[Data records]
>> start
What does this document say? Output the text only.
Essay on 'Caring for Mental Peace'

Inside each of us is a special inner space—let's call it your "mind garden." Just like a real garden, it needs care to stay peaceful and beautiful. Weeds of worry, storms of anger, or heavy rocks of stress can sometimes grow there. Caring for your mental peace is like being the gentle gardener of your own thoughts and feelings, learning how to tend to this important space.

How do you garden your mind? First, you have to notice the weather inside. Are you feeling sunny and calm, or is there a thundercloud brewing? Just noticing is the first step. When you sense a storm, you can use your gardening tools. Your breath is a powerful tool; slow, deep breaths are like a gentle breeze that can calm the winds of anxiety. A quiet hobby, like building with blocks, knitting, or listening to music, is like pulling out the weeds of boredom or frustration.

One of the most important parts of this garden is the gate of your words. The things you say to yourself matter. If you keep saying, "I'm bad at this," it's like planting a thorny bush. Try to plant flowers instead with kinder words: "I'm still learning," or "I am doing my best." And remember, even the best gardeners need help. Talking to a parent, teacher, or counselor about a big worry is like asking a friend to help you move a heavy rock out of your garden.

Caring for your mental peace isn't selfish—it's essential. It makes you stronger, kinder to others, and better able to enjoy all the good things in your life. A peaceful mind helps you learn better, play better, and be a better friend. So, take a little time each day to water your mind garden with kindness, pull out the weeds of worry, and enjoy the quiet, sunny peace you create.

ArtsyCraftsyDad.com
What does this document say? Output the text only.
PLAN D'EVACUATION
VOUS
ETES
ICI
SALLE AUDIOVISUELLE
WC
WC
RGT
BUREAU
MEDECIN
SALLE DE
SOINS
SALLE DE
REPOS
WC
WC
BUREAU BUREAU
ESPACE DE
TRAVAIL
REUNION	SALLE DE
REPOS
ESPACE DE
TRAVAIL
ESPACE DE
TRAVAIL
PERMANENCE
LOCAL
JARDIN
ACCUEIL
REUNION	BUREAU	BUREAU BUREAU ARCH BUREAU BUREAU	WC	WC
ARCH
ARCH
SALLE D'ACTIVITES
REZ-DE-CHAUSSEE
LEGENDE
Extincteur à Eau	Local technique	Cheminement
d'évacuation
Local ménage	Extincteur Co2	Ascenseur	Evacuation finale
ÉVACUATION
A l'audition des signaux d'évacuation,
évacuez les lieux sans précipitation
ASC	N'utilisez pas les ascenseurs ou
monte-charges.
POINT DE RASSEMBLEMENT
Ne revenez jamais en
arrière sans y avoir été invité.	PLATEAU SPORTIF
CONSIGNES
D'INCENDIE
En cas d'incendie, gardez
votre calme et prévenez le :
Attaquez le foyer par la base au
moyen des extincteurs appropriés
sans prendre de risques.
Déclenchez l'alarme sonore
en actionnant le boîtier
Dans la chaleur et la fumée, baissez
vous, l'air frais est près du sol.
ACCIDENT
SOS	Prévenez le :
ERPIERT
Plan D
>> end
Stated task
Each line must be given again exactly as written above.

Written response
What does this document say? Output the text only.
Essay on 'Caring for Mental Peace'

Inside each of us is a special inner space—let's call it your "mind garden." Just like a real garden, it needs care to stay peaceful and beautiful. Weeds of worry, storms of anger, or heavy rocks of stress can sometimes grow there. Caring for your mental peace is like being the gentle gardener of your own thoughts and feelings, learning how to tend to this important space.

How do you garden your mind? First, you have to notice the weather inside. Are you feeling sunny and calm, or is there a thundercloud brewing? Just noticing is the first step. When you sense a storm, you can use your gardening tools. Your breath is a powerful tool; slow, deep breaths are like a gentle breeze that can calm the winds of anxiety. A quiet hobby, like building with blocks, knitting, or listening to music, is like pulling out the weeds of boredom or frustration.

One of the most important parts of this garden is the gate of your words. The things you say to yourself matter. If you keep saying, "I'm bad at this," it's like planting a thorny bush. Try to plant flowers instead with kinder words: "I'm still learning," or "I am doing my best." And remember, even the best gardeners need help. Talking to a parent, teacher, or counselor about a big worry is like asking a friend to help you move a heavy rock out of your garden.

Caring for your mental peace isn't selfish—it's essential. It makes you stronger, kinder to others, and better able to enjoy all the good things in your life. A peaceful mind helps you learn better, play better, and be a better friend. So, take a little time each day to water your mind garden with kindness, pull out the weeds of worry, and enjoy the quiet, sunny peace you create.

ArtsyCraftsyDad.com
What does this document say? Output the text only.
PLAN D'EVACUATION
VOUS
ETES
ICI
SALLE AUDIOVISUELLE
WC
WC
RGT
BUREAU
MEDECIN
SALLE DE
SOINS
SALLE DE
REPOS
WC
WC
BUREAU BUREAU
ESPACE DE
TRAVAIL
REUNION	SALLE DE
REPOS
ESPACE DE
TRAVAIL
ESPACE DE
TRAVAIL
PERMANENCE
LOCAL
JARDIN
ACCUEIL
REUNION	BUREAU	BUREAU BUREAU ARCH BUREAU BUREAU	WC	WC
ARCH
ARCH
SALLE D'ACTIVITES
REZ-DE-CHAUSSEE
LEGENDE
Extincteur à Eau	Local technique	Cheminement
d'évacuation
Local ménage	Extincteur Co2	Ascenseur	Evacuation finale
ÉVACUATION
A l'audition des signaux d'évacuation,
évacuez les lieux sans précipitation
ASC	N'utilisez pas les ascenseurs ou
monte-charges.
POINT DE RASSEMBLEMENT
Ne revenez jamais en
arrière sans y avoir été invité.	PLATEAU SPORTIF
CONSIGNES
D'INCENDIE
En cas d'incendie, gardez
votre calme et prévenez le :
Attaquez le foyer par la base au
moyen des extincteurs appropriés
sans prendre de risques.
Déclenchez l'alarme sonore
en actionnant le boîtier
Dans la chaleur et la fumée, baissez
vous, l'air frais est près du sol.
ACCIDENT
SOS	Prévenez le :
ERPIERT
Plan D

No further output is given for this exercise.